Return all the entries exactly, keeping pictures out.

DATA FOR THIS TASK:
╔══

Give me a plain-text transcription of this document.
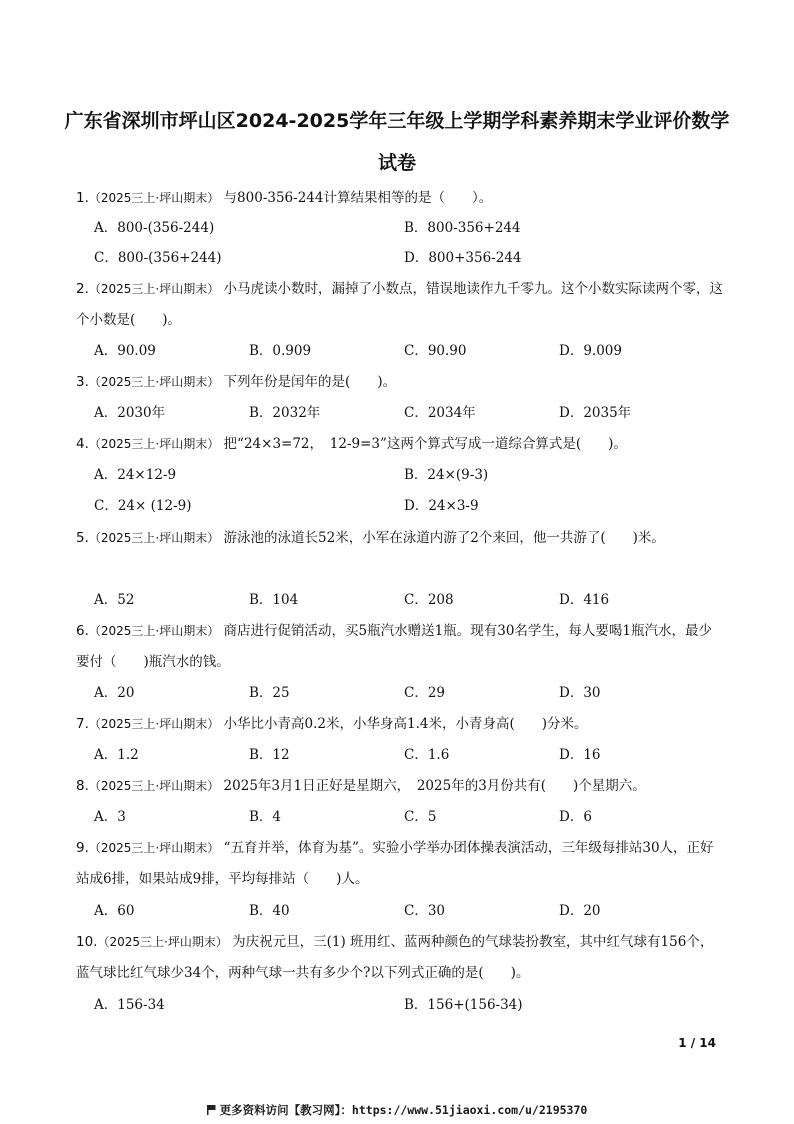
广东省深圳市坪山区2024-2025学年三年级上学期学科素养期末学业评价数学
试卷
1.（2025三上·坪山期末） 与800-356-244计算结果相等的是（　　）。
A．800-(356-244)	B．800-356+244
C．800-(356+244)	D．800+356-244
2.（2025三上·坪山期末） 小马虎读小数时，漏掉了小数点，错误地读作九千零九。这个小数实际读两个零，这个小数是(　　)。
A．90.09	B．0.909	C．90.90	D．9.009
3.（2025三上·坪山期末） 下列年份是闰年的是(　　)。
A．2030年	B．2032年	C．2034年	D．2035年
4.（2025三上·坪山期末） 把“24×3=72，　12-9=3”这两个算式写成一道综合算式是(　　)。
A．24×12-9	B．24×(9-3)
C．24× (12-9)	D．24×3-9
5.（2025三上·坪山期末） 游泳池的泳道长52米，小军在泳道内游了2个来回，他一共游了(　　)米。
A．52	B．104	C．208	D．416
6.（2025三上·坪山期末） 商店进行促销活动，买5瓶汽水赠送1瓶。现有30名学生，每人要喝1瓶汽水，最少要付（　　)瓶汽水的钱。
A．20	B．25	C．29	D．30
7.（2025三上·坪山期末） 小华比小青高0.2米，小华身高1.4米，小青身高(　　)分米。
A．1.2	B．12	C．1.6	D．16
8.（2025三上·坪山期末） 2025年3月1日正好是星期六，　2025年的3月份共有(　　)个星期六。
A．3	B．4	C．5	D．6
9.（2025三上·坪山期末） “五育并举，体育为基”。实验小学举办团体操表演活动，三年级每排站30人，正好站成6排，如果站成9排，平均每排站（　　)人。
A．60	B．40	C．30	D．20
10.（2025三上·坪山期末） 为庆祝元旦，三(1) 班用红、蓝两种颜色的气球装扮教室，其中红气球有156个，蓝气球比红气球少34个，两种气球一共有多少个?以下列式正确的是(　　)。
A．156-34	B．156+(156-34)
1 / 14
更多资料访问【教习网】：https://www.51jiaoxi.com/u/2195370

╚══

RESULT FOR THIS TASK:
Give me a plain-text transcription of this document.
广东省深圳市坪山区2024-2025学年三年级上学期学科素养期末学业评价数学
试卷
1.（2025三上·坪山期末） 与800-356-244计算结果相等的是（　　）。
A．800-(356-244)	B．800-356+244
C．800-(356+244)	D．800+356-244
2.（2025三上·坪山期末） 小马虎读小数时，漏掉了小数点，错误地读作九千零九。这个小数实际读两个零，这个小数是(　　)。
A．90.09	B．0.909	C．90.90	D．9.009
3.（2025三上·坪山期末） 下列年份是闰年的是(　　)。
A．2030年	B．2032年	C．2034年	D．2035年
4.（2025三上·坪山期末） 把“24×3=72，　12-9=3”这两个算式写成一道综合算式是(　　)。
A．24×12-9	B．24×(9-3)
C．24× (12-9)	D．24×3-9
5.（2025三上·坪山期末） 游泳池的泳道长52米，小军在泳道内游了2个来回，他一共游了(　　)米。
A．52	B．104	C．208	D．416
6.（2025三上·坪山期末） 商店进行促销活动，买5瓶汽水赠送1瓶。现有30名学生，每人要喝1瓶汽水，最少要付（　　)瓶汽水的钱。
A．20	B．25	C．29	D．30
7.（2025三上·坪山期末） 小华比小青高0.2米，小华身高1.4米，小青身高(　　)分米。
A．1.2	B．12	C．1.6	D．16
8.（2025三上·坪山期末） 2025年3月1日正好是星期六，　2025年的3月份共有(　　)个星期六。
A．3	B．4	C．5	D．6
9.（2025三上·坪山期末） “五育并举，体育为基”。实验小学举办团体操表演活动，三年级每排站30人，正好站成6排，如果站成9排，平均每排站（　　)人。
A．60	B．40	C．30	D．20
10.（2025三上·坪山期末） 为庆祝元旦，三(1) 班用红、蓝两种颜色的气球装扮教室，其中红气球有156个，蓝气球比红气球少34个，两种气球一共有多少个?以下列式正确的是(　　)。
A．156-34	B．156+(156-34)
1 / 14
更多资料访问【教习网】：https://www.51jiaoxi.com/u/2195370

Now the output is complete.